Goal of the exercise – Single out the lines that include the word "очагов". Copy them.

[Records contained in a dataset]
>>>
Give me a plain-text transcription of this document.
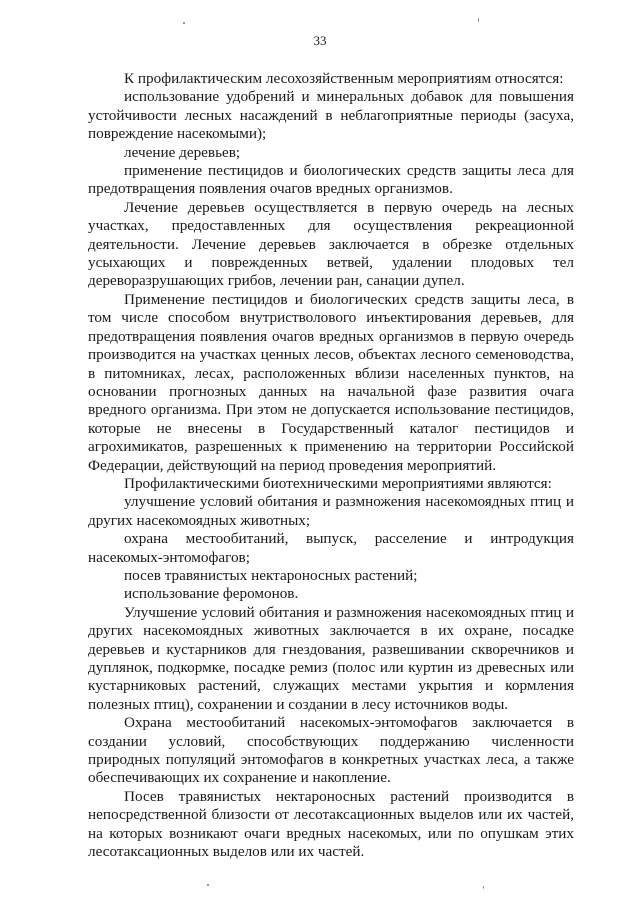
33

К профилактическим лесохозяйственным мероприятиям относятся:

использование удобрений и минеральных добавок для повышения устойчивости лесных насаждений в неблагоприятные периоды (засуха, повреждение насекомыми);

лечение деревьев;

применение пестицидов и биологических средств защиты леса для предотвращения появления очагов вредных организмов.

Лечение деревьев осуществляется в первую очередь на лесных участках, предоставленных для осуществления рекреационной деятельности. Лечение деревьев заключается в обрезке отдельных усыхающих и поврежденных ветвей, удалении плодовых тел дереворазрушающих грибов, лечении ран, санации дупел.

Применение пестицидов и биологических средств защиты леса, в том числе способом внутристволового инъектирования деревьев, для предотвращения появления очагов вредных организмов в первую очередь производится на участках ценных лесов, объектах лесного семеноводства, в питомниках, лесах, расположенных вблизи населенных пунктов, на основании прогнозных данных на начальной фазе развития очага вредного организма. При этом не допускается использование пестицидов, которые не внесены в Государственный каталог пестицидов и агрохимикатов, разрешенных к применению на территории Российской Федерации, действующий на период проведения мероприятий.

Профилактическими биотехническими мероприятиями являются:

улучшение условий обитания и размножения насекомоядных птиц и других насекомоядных животных;

охрана местообитаний, выпуск, расселение и интродукция насекомых-энтомофагов;

посев травянистых нектароносных растений;

использование феромонов.

Улучшение условий обитания и размножения насекомоядных птиц и других насекомоядных животных заключается в их охране, посадке деревьев и кустарников для гнездования, развешивании скворечников и дуплянок, подкормке, посадке ремиз (полос или куртин из древесных или кустарниковых растений, служащих местами укрытия и кормления полезных птиц), сохранении и создании в лесу источников воды.

Охрана местообитаний насекомых-энтомофагов заключается в создании условий, способствующих поддержанию численности природных популяций энтомофагов в конкретных участках леса, а также обеспечивающих их сохранение и накопление.

Посев травянистых нектароносных растений производится в непосредственной близости от лесотаксационных выделов или их частей, на которых возникают очаги вредных насекомых, или по опушкам этих лесотаксационных выделов или их частей.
<<<
Solution to this problem –
применение пестицидов и биологических средств защиты леса для предотвращения появления очагов вредных организмов.
Применение пестицидов и биологических средств защиты леса, в том числе способом внутристволового инъектирования деревьев, для предотвращения появления очагов вредных организмов в первую очередь производится на участках ценных лесов, объектах лесного семеноводства, в питомниках, лесах, расположенных вблизи населенных пунктов, на основании прогнозных данных на начальной фазе развития очага вредного организма. При этом не допускается использование пестицидов, которые не внесены в Государственный каталог пестицидов и агрохимикатов, разрешенных к применению на территории Российской Федерации, действующий на период проведения мероприятий.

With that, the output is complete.